WHAT IS ASKED: Where a line contains the string "name", copy that line.

***** DATA TO USE

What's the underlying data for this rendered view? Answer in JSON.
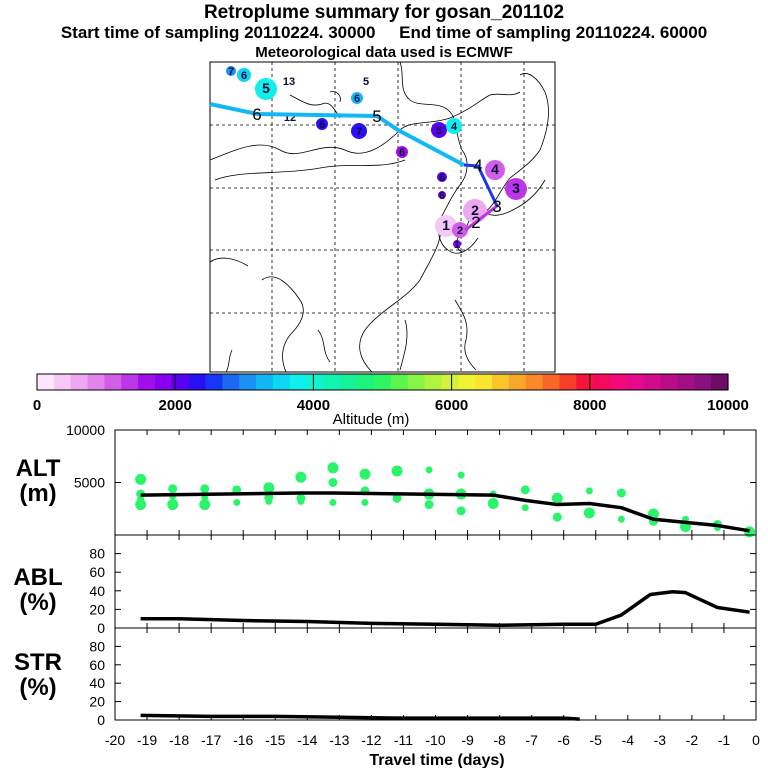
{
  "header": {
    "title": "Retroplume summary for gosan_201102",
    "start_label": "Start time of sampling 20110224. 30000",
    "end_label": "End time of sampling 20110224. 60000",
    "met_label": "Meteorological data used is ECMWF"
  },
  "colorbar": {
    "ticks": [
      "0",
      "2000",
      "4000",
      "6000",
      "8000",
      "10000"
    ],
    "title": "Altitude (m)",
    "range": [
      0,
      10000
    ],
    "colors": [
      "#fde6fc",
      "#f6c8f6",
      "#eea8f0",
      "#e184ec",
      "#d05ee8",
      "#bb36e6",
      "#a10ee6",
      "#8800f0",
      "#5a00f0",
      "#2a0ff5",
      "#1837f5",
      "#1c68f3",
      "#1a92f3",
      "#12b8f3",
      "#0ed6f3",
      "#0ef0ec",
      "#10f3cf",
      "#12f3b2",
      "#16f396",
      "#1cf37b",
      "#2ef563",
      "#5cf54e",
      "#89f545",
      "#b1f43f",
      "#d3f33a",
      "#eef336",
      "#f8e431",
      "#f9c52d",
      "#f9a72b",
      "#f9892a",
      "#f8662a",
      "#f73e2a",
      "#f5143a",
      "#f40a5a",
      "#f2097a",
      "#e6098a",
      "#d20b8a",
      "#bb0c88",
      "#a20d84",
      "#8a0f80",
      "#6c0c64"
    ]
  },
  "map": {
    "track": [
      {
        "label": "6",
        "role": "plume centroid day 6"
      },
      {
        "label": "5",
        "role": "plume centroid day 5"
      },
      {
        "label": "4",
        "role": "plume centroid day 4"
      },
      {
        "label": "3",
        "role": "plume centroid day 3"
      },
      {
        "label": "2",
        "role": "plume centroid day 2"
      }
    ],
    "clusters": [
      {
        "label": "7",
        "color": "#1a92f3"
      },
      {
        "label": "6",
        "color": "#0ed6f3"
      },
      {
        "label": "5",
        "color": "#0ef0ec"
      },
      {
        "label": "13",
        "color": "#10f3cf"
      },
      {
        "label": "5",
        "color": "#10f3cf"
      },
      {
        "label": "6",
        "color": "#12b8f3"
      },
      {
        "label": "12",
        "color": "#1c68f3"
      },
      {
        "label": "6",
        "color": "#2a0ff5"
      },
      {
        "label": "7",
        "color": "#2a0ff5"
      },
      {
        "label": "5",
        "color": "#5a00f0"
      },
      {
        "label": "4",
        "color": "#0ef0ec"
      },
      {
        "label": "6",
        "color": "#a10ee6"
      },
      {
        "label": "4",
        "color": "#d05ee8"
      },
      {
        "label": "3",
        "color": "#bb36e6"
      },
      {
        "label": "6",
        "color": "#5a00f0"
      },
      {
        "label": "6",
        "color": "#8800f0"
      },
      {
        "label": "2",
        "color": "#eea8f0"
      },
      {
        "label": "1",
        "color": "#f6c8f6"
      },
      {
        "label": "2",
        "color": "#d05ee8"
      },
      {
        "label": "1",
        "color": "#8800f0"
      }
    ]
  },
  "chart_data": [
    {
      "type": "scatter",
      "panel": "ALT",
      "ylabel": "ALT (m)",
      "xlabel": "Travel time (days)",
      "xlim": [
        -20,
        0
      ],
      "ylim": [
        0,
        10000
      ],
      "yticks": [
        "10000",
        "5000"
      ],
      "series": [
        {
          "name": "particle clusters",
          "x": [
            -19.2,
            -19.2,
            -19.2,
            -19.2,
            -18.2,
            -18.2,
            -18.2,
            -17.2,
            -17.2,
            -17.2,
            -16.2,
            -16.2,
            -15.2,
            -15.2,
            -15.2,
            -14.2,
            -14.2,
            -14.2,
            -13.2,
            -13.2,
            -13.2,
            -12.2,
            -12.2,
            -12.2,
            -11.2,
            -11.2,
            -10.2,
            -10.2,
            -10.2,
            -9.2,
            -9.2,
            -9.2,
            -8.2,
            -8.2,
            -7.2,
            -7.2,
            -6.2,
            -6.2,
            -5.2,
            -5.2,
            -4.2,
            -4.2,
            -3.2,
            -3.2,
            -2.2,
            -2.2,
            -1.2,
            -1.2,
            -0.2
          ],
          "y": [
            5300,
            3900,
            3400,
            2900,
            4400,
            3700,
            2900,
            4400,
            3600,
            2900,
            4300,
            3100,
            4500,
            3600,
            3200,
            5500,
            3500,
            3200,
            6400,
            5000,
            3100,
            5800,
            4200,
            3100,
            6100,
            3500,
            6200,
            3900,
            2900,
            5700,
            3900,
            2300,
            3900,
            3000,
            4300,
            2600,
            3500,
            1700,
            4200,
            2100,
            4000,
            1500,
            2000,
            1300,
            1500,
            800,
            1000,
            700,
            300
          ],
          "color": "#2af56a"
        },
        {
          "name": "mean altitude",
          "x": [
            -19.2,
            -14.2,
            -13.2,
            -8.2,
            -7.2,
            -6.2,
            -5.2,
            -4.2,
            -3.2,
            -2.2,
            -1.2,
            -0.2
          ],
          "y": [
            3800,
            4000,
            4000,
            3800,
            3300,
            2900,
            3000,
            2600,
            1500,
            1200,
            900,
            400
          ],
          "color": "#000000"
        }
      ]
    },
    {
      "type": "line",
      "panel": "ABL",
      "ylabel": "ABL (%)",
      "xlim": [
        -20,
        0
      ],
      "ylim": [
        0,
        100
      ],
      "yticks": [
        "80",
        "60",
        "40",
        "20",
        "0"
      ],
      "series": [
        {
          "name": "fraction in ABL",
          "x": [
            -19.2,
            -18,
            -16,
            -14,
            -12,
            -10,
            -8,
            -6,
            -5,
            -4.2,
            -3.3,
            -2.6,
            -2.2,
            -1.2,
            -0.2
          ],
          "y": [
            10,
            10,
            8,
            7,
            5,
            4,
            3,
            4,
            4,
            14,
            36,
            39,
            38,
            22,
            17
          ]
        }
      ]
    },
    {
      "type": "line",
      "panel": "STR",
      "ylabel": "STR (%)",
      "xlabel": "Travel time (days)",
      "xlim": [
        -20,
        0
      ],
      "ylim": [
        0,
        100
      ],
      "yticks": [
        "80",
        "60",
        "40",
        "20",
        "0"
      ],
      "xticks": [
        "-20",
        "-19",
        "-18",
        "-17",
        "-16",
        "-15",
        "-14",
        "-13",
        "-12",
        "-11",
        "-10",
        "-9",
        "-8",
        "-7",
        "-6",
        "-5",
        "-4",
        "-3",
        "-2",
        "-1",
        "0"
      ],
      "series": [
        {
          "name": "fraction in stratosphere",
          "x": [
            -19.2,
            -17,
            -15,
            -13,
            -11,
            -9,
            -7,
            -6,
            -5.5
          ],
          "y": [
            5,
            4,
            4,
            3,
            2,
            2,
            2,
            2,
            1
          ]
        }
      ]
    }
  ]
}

**********

THE SOLUTION:
          "name": "particle clusters",
          "name": "mean altitude",
          "name": "fraction in ABL",
          "name": "fraction in stratosphere",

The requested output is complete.